[start]
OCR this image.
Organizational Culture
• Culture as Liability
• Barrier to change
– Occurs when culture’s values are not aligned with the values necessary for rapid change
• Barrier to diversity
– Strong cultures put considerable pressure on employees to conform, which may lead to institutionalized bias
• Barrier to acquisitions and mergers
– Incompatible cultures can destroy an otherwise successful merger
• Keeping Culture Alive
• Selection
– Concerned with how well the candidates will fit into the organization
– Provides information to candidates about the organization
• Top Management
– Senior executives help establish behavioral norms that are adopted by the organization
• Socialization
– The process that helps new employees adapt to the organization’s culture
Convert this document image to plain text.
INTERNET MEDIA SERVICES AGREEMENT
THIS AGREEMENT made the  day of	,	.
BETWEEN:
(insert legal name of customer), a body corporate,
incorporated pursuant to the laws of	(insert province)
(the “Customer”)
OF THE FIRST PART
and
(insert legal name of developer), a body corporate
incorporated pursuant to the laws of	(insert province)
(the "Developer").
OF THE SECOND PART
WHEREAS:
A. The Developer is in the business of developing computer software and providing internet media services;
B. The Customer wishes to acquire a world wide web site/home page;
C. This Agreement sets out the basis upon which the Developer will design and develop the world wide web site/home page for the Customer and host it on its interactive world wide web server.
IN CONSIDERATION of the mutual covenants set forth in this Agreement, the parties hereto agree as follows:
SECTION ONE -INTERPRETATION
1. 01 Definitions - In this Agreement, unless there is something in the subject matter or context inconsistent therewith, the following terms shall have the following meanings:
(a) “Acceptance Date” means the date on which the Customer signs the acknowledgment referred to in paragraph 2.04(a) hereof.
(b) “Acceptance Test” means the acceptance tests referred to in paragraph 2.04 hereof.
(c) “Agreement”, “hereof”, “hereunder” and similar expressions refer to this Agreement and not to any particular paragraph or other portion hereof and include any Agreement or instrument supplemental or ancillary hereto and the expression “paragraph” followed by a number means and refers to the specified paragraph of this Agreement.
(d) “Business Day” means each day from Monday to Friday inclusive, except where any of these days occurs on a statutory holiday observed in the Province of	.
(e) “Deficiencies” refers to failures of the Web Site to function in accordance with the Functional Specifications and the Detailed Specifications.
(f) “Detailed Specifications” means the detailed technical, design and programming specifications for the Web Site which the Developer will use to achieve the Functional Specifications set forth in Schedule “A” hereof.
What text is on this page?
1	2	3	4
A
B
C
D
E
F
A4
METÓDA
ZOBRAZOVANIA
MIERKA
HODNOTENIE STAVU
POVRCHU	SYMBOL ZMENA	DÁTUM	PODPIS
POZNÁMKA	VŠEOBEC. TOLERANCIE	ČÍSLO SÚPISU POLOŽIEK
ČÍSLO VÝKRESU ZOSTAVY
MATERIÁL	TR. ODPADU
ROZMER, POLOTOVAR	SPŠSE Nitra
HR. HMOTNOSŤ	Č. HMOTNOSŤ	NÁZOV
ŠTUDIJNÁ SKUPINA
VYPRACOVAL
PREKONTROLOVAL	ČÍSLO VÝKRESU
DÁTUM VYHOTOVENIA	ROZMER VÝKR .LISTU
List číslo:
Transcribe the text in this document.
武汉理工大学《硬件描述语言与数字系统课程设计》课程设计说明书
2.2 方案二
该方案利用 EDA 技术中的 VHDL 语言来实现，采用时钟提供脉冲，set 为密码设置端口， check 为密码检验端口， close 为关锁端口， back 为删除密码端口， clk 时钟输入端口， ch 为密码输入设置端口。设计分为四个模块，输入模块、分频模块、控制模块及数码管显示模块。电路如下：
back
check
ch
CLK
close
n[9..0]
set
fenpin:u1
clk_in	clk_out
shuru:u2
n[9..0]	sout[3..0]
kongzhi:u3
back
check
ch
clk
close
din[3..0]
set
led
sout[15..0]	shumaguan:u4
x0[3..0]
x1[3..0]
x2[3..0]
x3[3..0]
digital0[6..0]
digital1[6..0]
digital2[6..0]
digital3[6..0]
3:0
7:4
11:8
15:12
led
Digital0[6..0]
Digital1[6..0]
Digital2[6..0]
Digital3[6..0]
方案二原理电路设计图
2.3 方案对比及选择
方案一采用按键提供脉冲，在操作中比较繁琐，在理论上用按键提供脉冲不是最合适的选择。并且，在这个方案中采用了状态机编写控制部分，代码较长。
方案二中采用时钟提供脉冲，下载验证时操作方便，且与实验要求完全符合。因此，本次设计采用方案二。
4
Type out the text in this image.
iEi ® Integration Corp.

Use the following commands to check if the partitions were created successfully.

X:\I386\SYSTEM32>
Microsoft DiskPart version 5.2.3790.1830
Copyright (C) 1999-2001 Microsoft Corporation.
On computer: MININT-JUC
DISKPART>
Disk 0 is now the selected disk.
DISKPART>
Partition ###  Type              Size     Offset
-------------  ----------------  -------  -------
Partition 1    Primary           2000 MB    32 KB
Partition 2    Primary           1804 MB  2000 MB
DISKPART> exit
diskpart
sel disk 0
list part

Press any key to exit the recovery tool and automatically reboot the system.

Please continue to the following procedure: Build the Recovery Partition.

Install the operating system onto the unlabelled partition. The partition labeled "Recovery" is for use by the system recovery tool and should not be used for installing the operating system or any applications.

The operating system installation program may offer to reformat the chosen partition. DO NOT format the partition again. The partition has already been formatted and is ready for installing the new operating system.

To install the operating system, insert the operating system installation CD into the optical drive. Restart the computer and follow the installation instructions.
[end]
Task
Return all of the entries exactly as written.

Expected answer
OCR this image.
Organizational Culture
• Culture as Liability
• Barrier to change
– Occurs when culture’s values are not aligned with the values necessary for rapid change
• Barrier to diversity
– Strong cultures put considerable pressure on employees to conform, which may lead to institutionalized bias
• Barrier to acquisitions and mergers
– Incompatible cultures can destroy an otherwise successful merger
• Keeping Culture Alive
• Selection
– Concerned with how well the candidates will fit into the organization
– Provides information to candidates about the organization
• Top Management
– Senior executives help establish behavioral norms that are adopted by the organization
• Socialization
– The process that helps new employees adapt to the organization’s culture
Convert this document image to plain text.
INTERNET MEDIA SERVICES AGREEMENT
THIS AGREEMENT made the  day of	,	.
BETWEEN:
(insert legal name of customer), a body corporate,
incorporated pursuant to the laws of	(insert province)
(the “Customer”)
OF THE FIRST PART
and
(insert legal name of developer), a body corporate
incorporated pursuant to the laws of	(insert province)
(the "Developer").
OF THE SECOND PART
WHEREAS:
A. The Developer is in the business of developing computer software and providing internet media services;
B. The Customer wishes to acquire a world wide web site/home page;
C. This Agreement sets out the basis upon which the Developer will design and develop the world wide web site/home page for the Customer and host it on its interactive world wide web server.
IN CONSIDERATION of the mutual covenants set forth in this Agreement, the parties hereto agree as follows:
SECTION ONE -INTERPRETATION
1. 01 Definitions - In this Agreement, unless there is something in the subject matter or context inconsistent therewith, the following terms shall have the following meanings:
(a) “Acceptance Date” means the date on which the Customer signs the acknowledgment referred to in paragraph 2.04(a) hereof.
(b) “Acceptance Test” means the acceptance tests referred to in paragraph 2.04 hereof.
(c) “Agreement”, “hereof”, “hereunder” and similar expressions refer to this Agreement and not to any particular paragraph or other portion hereof and include any Agreement or instrument supplemental or ancillary hereto and the expression “paragraph” followed by a number means and refers to the specified paragraph of this Agreement.
(d) “Business Day” means each day from Monday to Friday inclusive, except where any of these days occurs on a statutory holiday observed in the Province of	.
(e) “Deficiencies” refers to failures of the Web Site to function in accordance with the Functional Specifications and the Detailed Specifications.
(f) “Detailed Specifications” means the detailed technical, design and programming specifications for the Web Site which the Developer will use to achieve the Functional Specifications set forth in Schedule “A” hereof.
What text is on this page?
1	2	3	4
A
B
C
D
E
F
A4
METÓDA
ZOBRAZOVANIA
MIERKA
HODNOTENIE STAVU
POVRCHU	SYMBOL ZMENA	DÁTUM	PODPIS
POZNÁMKA	VŠEOBEC. TOLERANCIE	ČÍSLO SÚPISU POLOŽIEK
ČÍSLO VÝKRESU ZOSTAVY
MATERIÁL	TR. ODPADU
ROZMER, POLOTOVAR	SPŠSE Nitra
HR. HMOTNOSŤ	Č. HMOTNOSŤ	NÁZOV
ŠTUDIJNÁ SKUPINA
VYPRACOVAL
PREKONTROLOVAL	ČÍSLO VÝKRESU
DÁTUM VYHOTOVENIA	ROZMER VÝKR .LISTU
List číslo:
Transcribe the text in this document.
武汉理工大学《硬件描述语言与数字系统课程设计》课程设计说明书
2.2 方案二
该方案利用 EDA 技术中的 VHDL 语言来实现，采用时钟提供脉冲，set 为密码设置端口， check 为密码检验端口， close 为关锁端口， back 为删除密码端口， clk 时钟输入端口， ch 为密码输入设置端口。设计分为四个模块，输入模块、分频模块、控制模块及数码管显示模块。电路如下：
back
check
ch
CLK
close
n[9..0]
set
fenpin:u1
clk_in	clk_out
shuru:u2
n[9..0]	sout[3..0]
kongzhi:u3
back
check
ch
clk
close
din[3..0]
set
led
sout[15..0]	shumaguan:u4
x0[3..0]
x1[3..0]
x2[3..0]
x3[3..0]
digital0[6..0]
digital1[6..0]
digital2[6..0]
digital3[6..0]
3:0
7:4
11:8
15:12
led
Digital0[6..0]
Digital1[6..0]
Digital2[6..0]
Digital3[6..0]
方案二原理电路设计图
2.3 方案对比及选择
方案一采用按键提供脉冲，在操作中比较繁琐，在理论上用按键提供脉冲不是最合适的选择。并且，在这个方案中采用了状态机编写控制部分，代码较长。
方案二中采用时钟提供脉冲，下载验证时操作方便，且与实验要求完全符合。因此，本次设计采用方案二。
4
Type out the text in this image.
iEi ® Integration Corp.

Use the following commands to check if the partitions were created successfully.

X:\I386\SYSTEM32>
Microsoft DiskPart version 5.2.3790.1830
Copyright (C) 1999-2001 Microsoft Corporation.
On computer: MININT-JUC
DISKPART>
Disk 0 is now the selected disk.
DISKPART>
Partition ###  Type              Size     Offset
-------------  ----------------  -------  -------
Partition 1    Primary           2000 MB    32 KB
Partition 2    Primary           1804 MB  2000 MB
DISKPART> exit
diskpart
sel disk 0
list part

Press any key to exit the recovery tool and automatically reboot the system.

Please continue to the following procedure: Build the Recovery Partition.

Install the operating system onto the unlabelled partition. The partition labeled "Recovery" is for use by the system recovery tool and should not be used for installing the operating system or any applications.

The operating system installation program may offer to reformat the chosen partition. DO NOT format the partition again. The partition has already been formatted and is ready for installing the new operating system.

To install the operating system, insert the operating system installation CD into the optical drive. Restart the computer and follow the installation instructions.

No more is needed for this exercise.